→ GIVEN INSTRUCTION
Find each line with the string "leaving" and copy it.

** Begin THE RECORDS **

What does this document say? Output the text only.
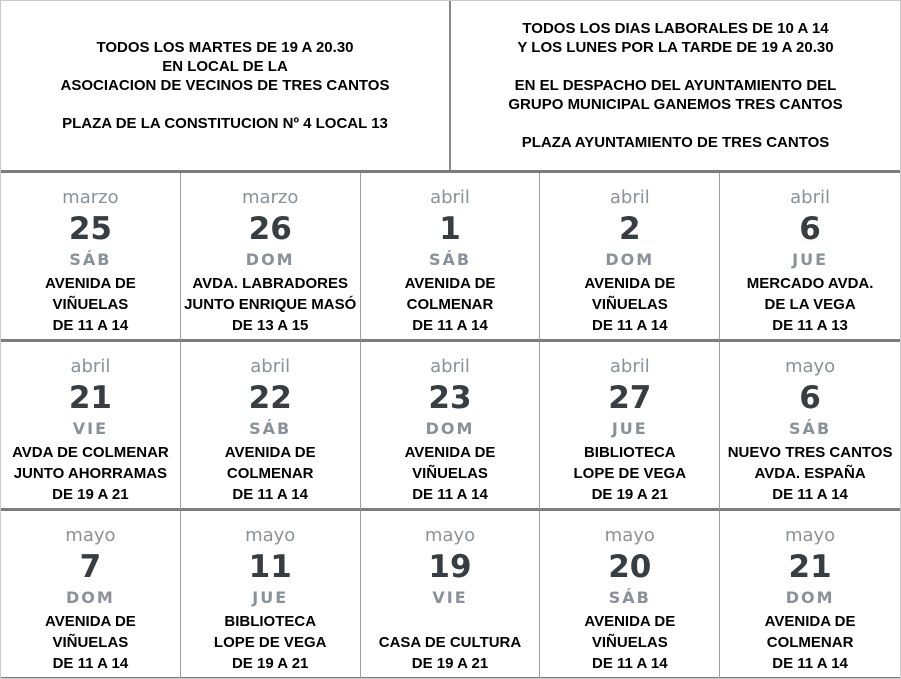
TODOS LOS MARTES DE 19 A 20.30
EN LOCAL DE LA
ASOCIACION DE VECINOS DE TRES CANTOS
PLAZA DE LA CONSTITUCION Nº 4 LOCAL 13
TODOS LOS DIAS LABORALES DE 10 A 14
Y LOS LUNES POR LA TARDE DE 19 A 20.30
EN EL DESPACHO DEL AYUNTAMIENTO DEL
GRUPO MUNICIPAL GANEMOS TRES CANTOS
PLAZA AYUNTAMIENTO DE TRES CANTOS
marzo
25
SÁB
AVENIDA DE
VIÑUELAS
DE 11 A 14
marzo
26
DOM
AVDA. LABRADORES
JUNTO ENRIQUE MASÓ
DE 13 A 15
abril
1
SÁB
AVENIDA DE
COLMENAR
DE 11 A 14
abril
2
DOM
AVENIDA DE
VIÑUELAS
DE 11 A 14
abril
6
JUE
MERCADO AVDA.
DE LA VEGA
DE 11 A 13
abril
21
VIE
AVDA DE COLMENAR
JUNTO AHORRAMAS
DE 19 A 21
abril
22
SÁB
AVENIDA DE
COLMENAR
DE 11 A 14
abril
23
DOM
AVENIDA DE
VIÑUELAS
DE 11 A 14
abril
27
JUE
BIBLIOTECA
LOPE DE VEGA
DE 19 A 21
mayo
6
SÁB
NUEVO TRES CANTOS
AVDA. ESPAÑA
DE 11 A 14
mayo
7
DOM
AVENIDA DE
VIÑUELAS
DE 11 A 14
mayo
11
JUE
BIBLIOTECA
LOPE DE VEGA
DE 19 A 21
mayo
19
VIE
CASA DE CULTURA
DE 19 A 21
mayo
20
SÁB
AVENIDA DE
VIÑUELAS
DE 11 A 14
mayo
21
DOM
AVENIDA DE
COLMENAR
DE 11 A 14
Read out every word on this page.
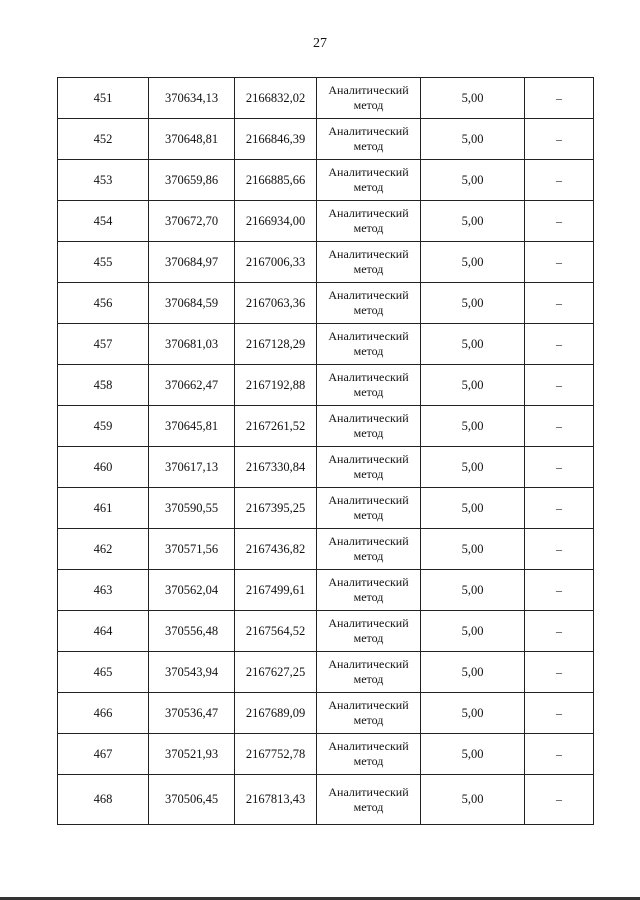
27
451	370634,13	2166832,02	Аналитический
метод	5,00	–
452	370648,81	2166846,39	Аналитический
метод	5,00	–
453	370659,86	2166885,66	Аналитический
метод	5,00	–
454	370672,70	2166934,00	Аналитический
метод	5,00	–
455	370684,97	2167006,33	Аналитический
метод	5,00	–
456	370684,59	2167063,36	Аналитический
метод	5,00	–
457	370681,03	2167128,29	Аналитический
метод	5,00	–
458	370662,47	2167192,88	Аналитический
метод	5,00	–
459	370645,81	2167261,52	Аналитический
метод	5,00	–
460	370617,13	2167330,84	Аналитический
метод	5,00	–
461	370590,55	2167395,25	Аналитический
метод	5,00	–
462	370571,56	2167436,82	Аналитический
метод	5,00	–
463	370562,04	2167499,61	Аналитический
метод	5,00	–
464	370556,48	2167564,52	Аналитический
метод	5,00	–
465	370543,94	2167627,25	Аналитический
метод	5,00	–
466	370536,47	2167689,09	Аналитический
метод	5,00	–
467	370521,93	2167752,78	Аналитический
метод	5,00	–
468	370506,45	2167813,43	Аналитический
метод	5,00	–
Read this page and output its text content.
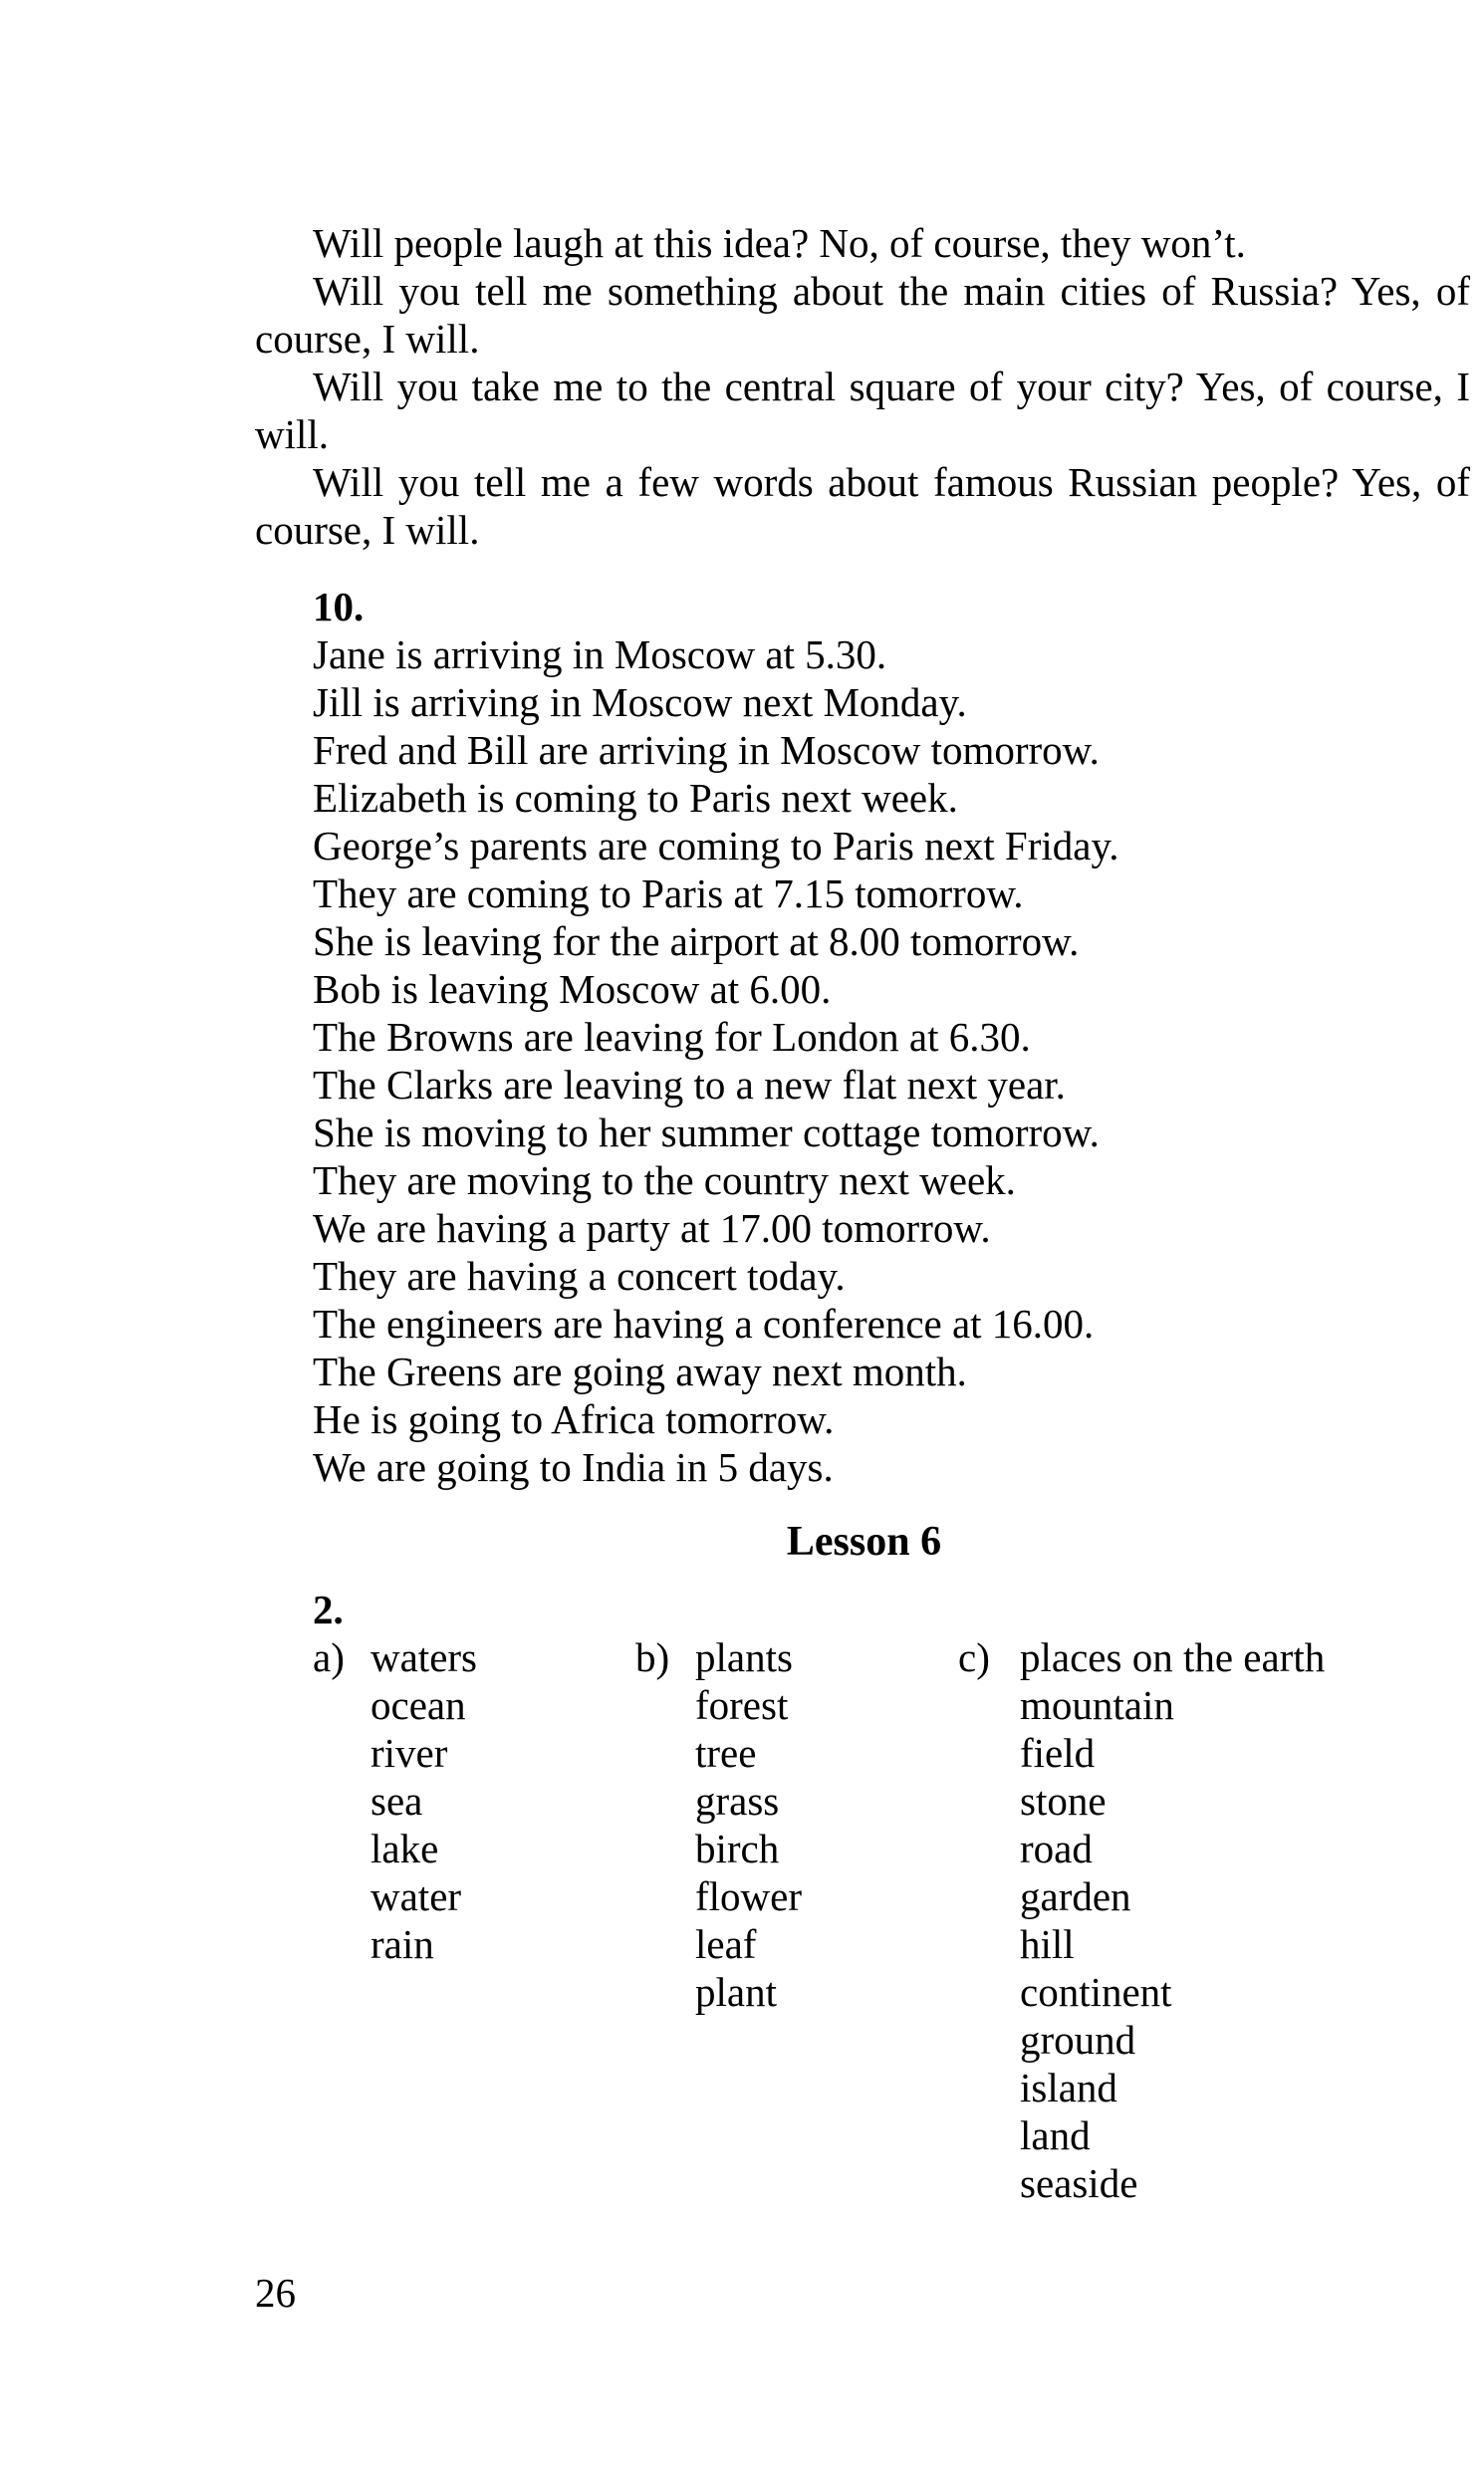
Will people laugh at this idea? No, of course, they won’t.
Will you tell me something about the main cities of Russia? Yes, of course, I will.
Will you take me to the central square of your city? Yes, of course, I will.
Will you tell me a few words about famous Russian people? Yes, of course, I will.
10.
Jane is arriving in Moscow at 5.30.
Jill is arriving in Moscow next Monday.
Fred and Bill are arriving in Moscow tomorrow.
Elizabeth is coming to Paris next week.
George’s parents are coming to Paris next Friday.
They are coming to Paris at 7.15 tomorrow.
She is leaving for the airport at 8.00 tomorrow.
Bob is leaving Moscow at 6.00.
The Browns are leaving for London at 6.30.
The Clarks are leaving to a new flat next year.
She is moving to her summer cottage tomorrow.
They are moving to the country next week.
We are having a party at 17.00 tomorrow.
They are having a concert today.
The engineers are having a conference at 16.00.
The Greens are going away next month.
He is going to Africa tomorrow.
We are going to India in 5 days.
Lesson 6
2.
a) waters
ocean
river
sea
lake
water
rain
b) plants
forest
tree
grass
birch
flower
leaf
plant
c) places on the earth
mountain
field
stone
road
garden
hill
continent
ground
island
land
seaside
26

** End THE RECORDS **

→ RESULT OF THE TASK
She is leaving for the airport at 8.00 tomorrow.
Bob is leaving Moscow at 6.00.
The Browns are leaving for London at 6.30.
The Clarks are leaving to a new flat next year.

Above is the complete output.